>> start Supplied material
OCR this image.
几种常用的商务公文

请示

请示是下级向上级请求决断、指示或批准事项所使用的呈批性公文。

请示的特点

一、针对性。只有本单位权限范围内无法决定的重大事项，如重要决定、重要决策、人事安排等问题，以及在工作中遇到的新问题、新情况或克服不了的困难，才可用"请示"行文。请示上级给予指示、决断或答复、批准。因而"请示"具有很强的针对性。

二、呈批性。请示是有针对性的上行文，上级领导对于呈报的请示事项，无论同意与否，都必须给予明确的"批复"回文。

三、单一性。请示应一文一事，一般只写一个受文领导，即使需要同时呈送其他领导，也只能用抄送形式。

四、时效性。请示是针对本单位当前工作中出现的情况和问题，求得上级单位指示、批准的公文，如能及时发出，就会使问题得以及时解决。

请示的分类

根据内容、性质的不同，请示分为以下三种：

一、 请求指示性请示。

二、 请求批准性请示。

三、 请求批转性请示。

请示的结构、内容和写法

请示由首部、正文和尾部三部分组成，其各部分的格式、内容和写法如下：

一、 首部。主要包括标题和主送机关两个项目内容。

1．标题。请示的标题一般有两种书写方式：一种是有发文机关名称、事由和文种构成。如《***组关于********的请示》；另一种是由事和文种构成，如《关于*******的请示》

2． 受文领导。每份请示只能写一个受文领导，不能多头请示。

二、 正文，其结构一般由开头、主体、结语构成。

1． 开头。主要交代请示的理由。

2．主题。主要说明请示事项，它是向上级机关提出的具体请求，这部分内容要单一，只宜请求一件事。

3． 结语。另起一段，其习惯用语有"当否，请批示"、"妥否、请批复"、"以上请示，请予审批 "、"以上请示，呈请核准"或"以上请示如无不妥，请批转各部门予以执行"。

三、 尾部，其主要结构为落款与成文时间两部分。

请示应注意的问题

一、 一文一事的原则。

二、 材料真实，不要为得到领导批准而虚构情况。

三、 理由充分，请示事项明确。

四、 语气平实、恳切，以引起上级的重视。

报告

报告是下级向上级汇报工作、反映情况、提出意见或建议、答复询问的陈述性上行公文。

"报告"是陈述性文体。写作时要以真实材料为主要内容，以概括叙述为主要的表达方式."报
>> end Supplied material
- _What needs to be done_: Reproduce each entry word for word.

- _Answer for this exercise_:
OCR this image.
几种常用的商务公文

请示

请示是下级向上级请求决断、指示或批准事项所使用的呈批性公文。

请示的特点

一、针对性。只有本单位权限范围内无法决定的重大事项，如重要决定、重要决策、人事安排等问题，以及在工作中遇到的新问题、新情况或克服不了的困难，才可用"请示"行文。请示上级给予指示、决断或答复、批准。因而"请示"具有很强的针对性。

二、呈批性。请示是有针对性的上行文，上级领导对于呈报的请示事项，无论同意与否，都必须给予明确的"批复"回文。

三、单一性。请示应一文一事，一般只写一个受文领导，即使需要同时呈送其他领导，也只能用抄送形式。

四、时效性。请示是针对本单位当前工作中出现的情况和问题，求得上级单位指示、批准的公文，如能及时发出，就会使问题得以及时解决。

请示的分类

根据内容、性质的不同，请示分为以下三种：

一、 请求指示性请示。

二、 请求批准性请示。

三、 请求批转性请示。

请示的结构、内容和写法

请示由首部、正文和尾部三部分组成，其各部分的格式、内容和写法如下：

一、 首部。主要包括标题和主送机关两个项目内容。

1．标题。请示的标题一般有两种书写方式：一种是有发文机关名称、事由和文种构成。如《***组关于********的请示》；另一种是由事和文种构成，如《关于*******的请示》

2． 受文领导。每份请示只能写一个受文领导，不能多头请示。

二、 正文，其结构一般由开头、主体、结语构成。

1． 开头。主要交代请示的理由。

2．主题。主要说明请示事项，它是向上级机关提出的具体请求，这部分内容要单一，只宜请求一件事。

3． 结语。另起一段，其习惯用语有"当否，请批示"、"妥否、请批复"、"以上请示，请予审批 "、"以上请示，呈请核准"或"以上请示如无不妥，请批转各部门予以执行"。

三、 尾部，其主要结构为落款与成文时间两部分。

请示应注意的问题

一、 一文一事的原则。

二、 材料真实，不要为得到领导批准而虚构情况。

三、 理由充分，请示事项明确。

四、 语气平实、恳切，以引起上级的重视。

报告

报告是下级向上级汇报工作、反映情况、提出意见或建议、答复询问的陈述性上行公文。

"报告"是陈述性文体。写作时要以真实材料为主要内容，以概括叙述为主要的表达方式."报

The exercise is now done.